• Task prompt:
Count every line that includes the string "icon" in the entries that follow. Nothing besides the number is needed.

• Material for this exercise:
Begin

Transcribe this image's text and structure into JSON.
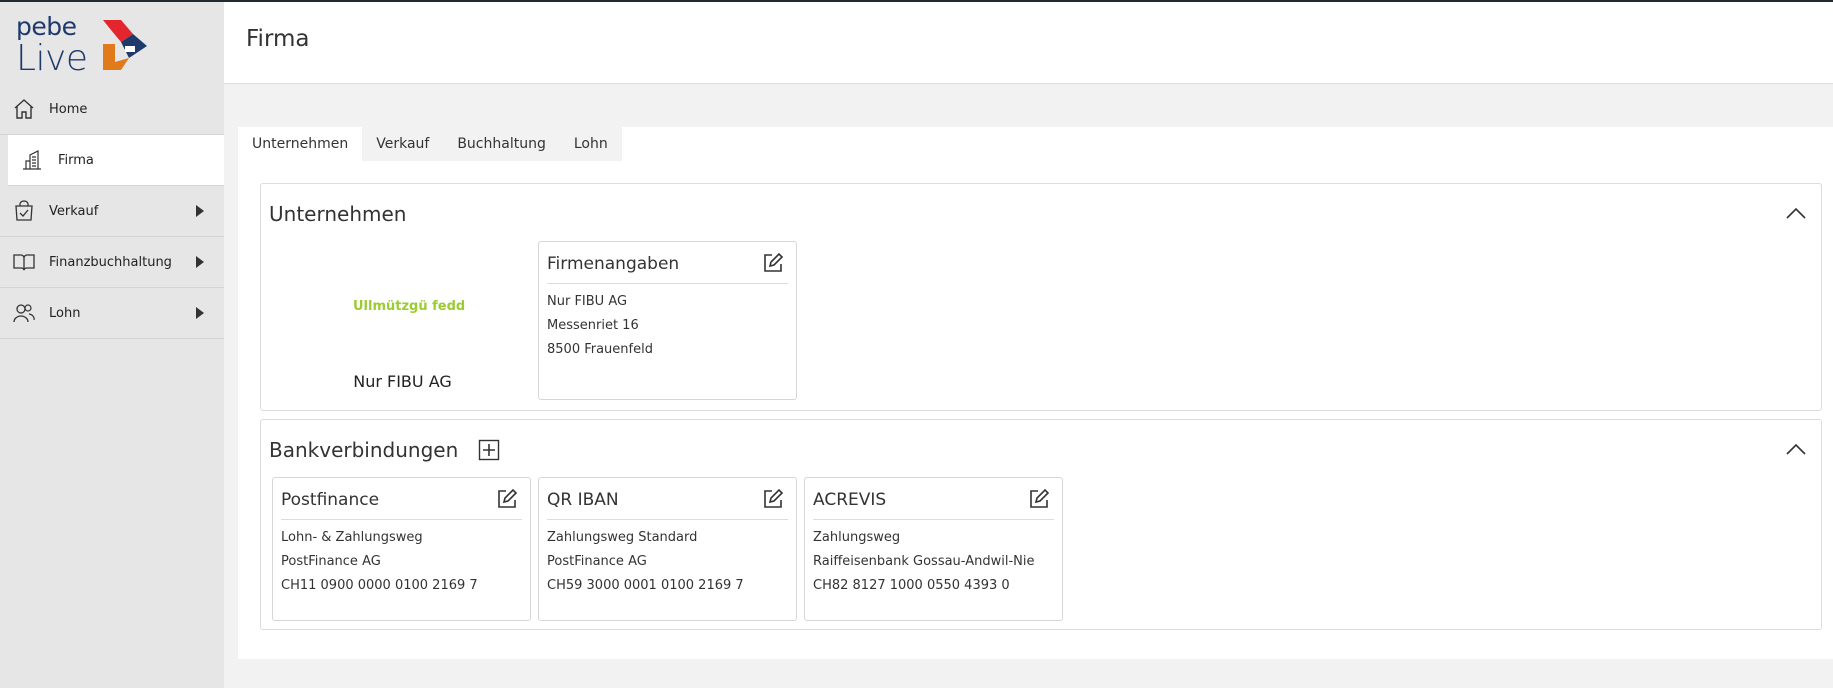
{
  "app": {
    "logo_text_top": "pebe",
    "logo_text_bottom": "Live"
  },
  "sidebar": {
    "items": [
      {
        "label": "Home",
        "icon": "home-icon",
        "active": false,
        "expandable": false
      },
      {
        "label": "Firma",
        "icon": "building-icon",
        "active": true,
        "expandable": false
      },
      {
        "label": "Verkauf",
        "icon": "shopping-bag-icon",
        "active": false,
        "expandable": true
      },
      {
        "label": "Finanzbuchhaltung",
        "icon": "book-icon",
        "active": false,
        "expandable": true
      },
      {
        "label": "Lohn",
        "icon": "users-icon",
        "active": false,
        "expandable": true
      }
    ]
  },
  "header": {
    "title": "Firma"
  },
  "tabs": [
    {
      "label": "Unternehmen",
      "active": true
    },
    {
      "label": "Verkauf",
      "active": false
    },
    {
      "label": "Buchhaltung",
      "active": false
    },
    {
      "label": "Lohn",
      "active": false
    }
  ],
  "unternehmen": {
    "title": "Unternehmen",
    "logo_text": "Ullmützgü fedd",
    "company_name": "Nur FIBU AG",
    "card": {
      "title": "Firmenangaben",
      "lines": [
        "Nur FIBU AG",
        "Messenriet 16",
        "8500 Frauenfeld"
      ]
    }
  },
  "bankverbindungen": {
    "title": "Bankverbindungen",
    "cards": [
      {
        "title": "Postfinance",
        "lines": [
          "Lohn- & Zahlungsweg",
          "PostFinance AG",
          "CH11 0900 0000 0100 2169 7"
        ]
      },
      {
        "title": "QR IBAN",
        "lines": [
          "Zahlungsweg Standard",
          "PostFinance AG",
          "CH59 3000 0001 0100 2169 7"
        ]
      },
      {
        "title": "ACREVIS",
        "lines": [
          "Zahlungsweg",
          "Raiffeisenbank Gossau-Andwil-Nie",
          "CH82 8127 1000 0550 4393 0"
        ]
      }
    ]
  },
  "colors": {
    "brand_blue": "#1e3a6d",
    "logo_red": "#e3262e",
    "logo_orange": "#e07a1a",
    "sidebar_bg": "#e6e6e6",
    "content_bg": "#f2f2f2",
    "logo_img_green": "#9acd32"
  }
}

End

• Output below:
5